• Given problem: Please reproduce the material below word for word, starting at its first line and ending at the line that contains "354, 200, 370]".

• Listed records:
^^^^^^^^
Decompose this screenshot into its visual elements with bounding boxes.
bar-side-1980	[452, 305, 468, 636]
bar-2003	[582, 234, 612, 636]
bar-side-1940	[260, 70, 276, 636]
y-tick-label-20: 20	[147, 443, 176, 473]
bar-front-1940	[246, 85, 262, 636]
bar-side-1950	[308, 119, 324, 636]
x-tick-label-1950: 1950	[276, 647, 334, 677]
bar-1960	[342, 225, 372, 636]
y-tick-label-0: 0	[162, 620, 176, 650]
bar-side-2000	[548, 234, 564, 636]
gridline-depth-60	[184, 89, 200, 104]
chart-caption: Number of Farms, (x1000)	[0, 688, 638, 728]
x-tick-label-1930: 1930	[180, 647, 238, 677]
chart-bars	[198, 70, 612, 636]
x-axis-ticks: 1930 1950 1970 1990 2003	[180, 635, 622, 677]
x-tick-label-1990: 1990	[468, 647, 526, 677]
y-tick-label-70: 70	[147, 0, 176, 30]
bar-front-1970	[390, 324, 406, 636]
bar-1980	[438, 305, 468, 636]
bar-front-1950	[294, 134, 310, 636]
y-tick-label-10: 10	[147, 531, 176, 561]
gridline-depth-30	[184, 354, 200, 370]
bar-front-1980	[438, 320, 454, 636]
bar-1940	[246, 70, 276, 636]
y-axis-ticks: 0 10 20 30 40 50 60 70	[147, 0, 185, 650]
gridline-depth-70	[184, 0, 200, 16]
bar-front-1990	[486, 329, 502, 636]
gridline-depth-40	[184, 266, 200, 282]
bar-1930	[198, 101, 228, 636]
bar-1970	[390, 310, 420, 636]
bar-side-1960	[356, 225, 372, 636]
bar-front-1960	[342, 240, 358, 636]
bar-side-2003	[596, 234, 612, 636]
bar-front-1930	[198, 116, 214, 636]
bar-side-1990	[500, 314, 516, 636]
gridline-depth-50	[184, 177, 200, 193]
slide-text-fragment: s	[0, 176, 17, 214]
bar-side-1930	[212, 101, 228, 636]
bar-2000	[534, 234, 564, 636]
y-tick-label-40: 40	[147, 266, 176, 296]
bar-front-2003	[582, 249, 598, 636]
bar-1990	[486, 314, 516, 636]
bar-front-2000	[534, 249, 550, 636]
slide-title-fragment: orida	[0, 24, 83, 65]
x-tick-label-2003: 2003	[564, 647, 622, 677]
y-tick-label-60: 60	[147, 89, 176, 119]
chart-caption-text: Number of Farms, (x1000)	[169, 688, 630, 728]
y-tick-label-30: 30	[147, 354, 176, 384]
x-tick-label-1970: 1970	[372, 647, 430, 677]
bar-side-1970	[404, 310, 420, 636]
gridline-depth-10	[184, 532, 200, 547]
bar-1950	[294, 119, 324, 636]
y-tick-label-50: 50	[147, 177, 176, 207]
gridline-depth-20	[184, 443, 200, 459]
^^^^^^^^
• Exercise result:
Decompose this screenshot into its visual elements with bounding boxes.
bar-side-1980	[452, 305, 468, 636]
bar-2003	[582, 234, 612, 636]
bar-side-1940	[260, 70, 276, 636]
y-tick-label-20: 20	[147, 443, 176, 473]
bar-front-1940	[246, 85, 262, 636]
bar-side-1950	[308, 119, 324, 636]
x-tick-label-1950: 1950	[276, 647, 334, 677]
bar-1960	[342, 225, 372, 636]
y-tick-label-0: 0	[162, 620, 176, 650]
bar-side-2000	[548, 234, 564, 636]
gridline-depth-60	[184, 89, 200, 104]
chart-caption: Number of Farms, (x1000)	[0, 688, 638, 728]
x-tick-label-1930: 1930	[180, 647, 238, 677]
chart-bars	[198, 70, 612, 636]
x-axis-ticks: 1930 1950 1970 1990 2003	[180, 635, 622, 677]
x-tick-label-1990: 1990	[468, 647, 526, 677]
y-tick-label-70: 70	[147, 0, 176, 30]
bar-front-1970	[390, 324, 406, 636]
bar-1980	[438, 305, 468, 636]
bar-front-1950	[294, 134, 310, 636]
y-tick-label-10: 10	[147, 531, 176, 561]
gridline-depth-30	[184, 354, 200, 370]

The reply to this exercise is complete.